:: Provided information

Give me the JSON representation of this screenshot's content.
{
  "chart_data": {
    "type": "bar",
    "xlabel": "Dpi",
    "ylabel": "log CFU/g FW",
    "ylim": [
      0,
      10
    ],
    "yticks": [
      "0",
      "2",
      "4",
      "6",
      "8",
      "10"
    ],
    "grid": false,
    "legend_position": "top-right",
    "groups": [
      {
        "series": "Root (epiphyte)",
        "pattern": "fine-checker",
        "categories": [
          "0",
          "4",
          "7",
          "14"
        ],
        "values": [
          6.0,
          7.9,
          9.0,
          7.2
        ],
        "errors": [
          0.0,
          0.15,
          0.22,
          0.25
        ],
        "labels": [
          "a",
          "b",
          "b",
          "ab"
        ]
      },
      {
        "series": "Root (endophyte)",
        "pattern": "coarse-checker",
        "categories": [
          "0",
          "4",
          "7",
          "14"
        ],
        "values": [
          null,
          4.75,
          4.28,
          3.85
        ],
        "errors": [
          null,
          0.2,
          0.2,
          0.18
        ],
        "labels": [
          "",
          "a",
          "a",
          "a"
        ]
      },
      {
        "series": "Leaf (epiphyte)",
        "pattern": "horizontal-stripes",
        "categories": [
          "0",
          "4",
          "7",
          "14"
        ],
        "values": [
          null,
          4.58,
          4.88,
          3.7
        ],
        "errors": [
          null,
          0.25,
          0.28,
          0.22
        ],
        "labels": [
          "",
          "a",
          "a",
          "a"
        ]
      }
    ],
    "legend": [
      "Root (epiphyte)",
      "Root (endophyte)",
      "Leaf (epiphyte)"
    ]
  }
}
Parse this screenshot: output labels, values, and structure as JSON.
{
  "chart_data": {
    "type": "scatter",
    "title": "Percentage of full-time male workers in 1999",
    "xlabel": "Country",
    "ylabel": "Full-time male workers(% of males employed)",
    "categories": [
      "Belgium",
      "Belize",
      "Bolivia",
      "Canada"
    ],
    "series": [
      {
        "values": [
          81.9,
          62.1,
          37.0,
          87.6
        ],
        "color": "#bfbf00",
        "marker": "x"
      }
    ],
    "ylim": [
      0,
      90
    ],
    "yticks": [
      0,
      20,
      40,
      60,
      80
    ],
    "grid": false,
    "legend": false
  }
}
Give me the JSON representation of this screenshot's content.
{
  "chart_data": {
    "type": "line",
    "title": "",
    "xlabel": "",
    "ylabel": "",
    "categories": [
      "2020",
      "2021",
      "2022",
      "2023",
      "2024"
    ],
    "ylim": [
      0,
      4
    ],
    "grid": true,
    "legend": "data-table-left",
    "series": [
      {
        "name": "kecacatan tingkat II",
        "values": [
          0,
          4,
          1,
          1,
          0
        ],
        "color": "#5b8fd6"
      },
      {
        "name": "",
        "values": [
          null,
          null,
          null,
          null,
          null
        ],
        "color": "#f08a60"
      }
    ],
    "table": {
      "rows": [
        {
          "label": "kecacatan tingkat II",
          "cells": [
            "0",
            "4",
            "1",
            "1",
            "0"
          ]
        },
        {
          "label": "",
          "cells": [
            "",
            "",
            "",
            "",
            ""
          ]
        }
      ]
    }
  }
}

::::

# Set task:
Look through the entries above for the word "color". Copy every line where it shows up.

# Result:
        "color": "#bfbf00",
        "color": "#5b8fd6"
        "color": "#f08a60"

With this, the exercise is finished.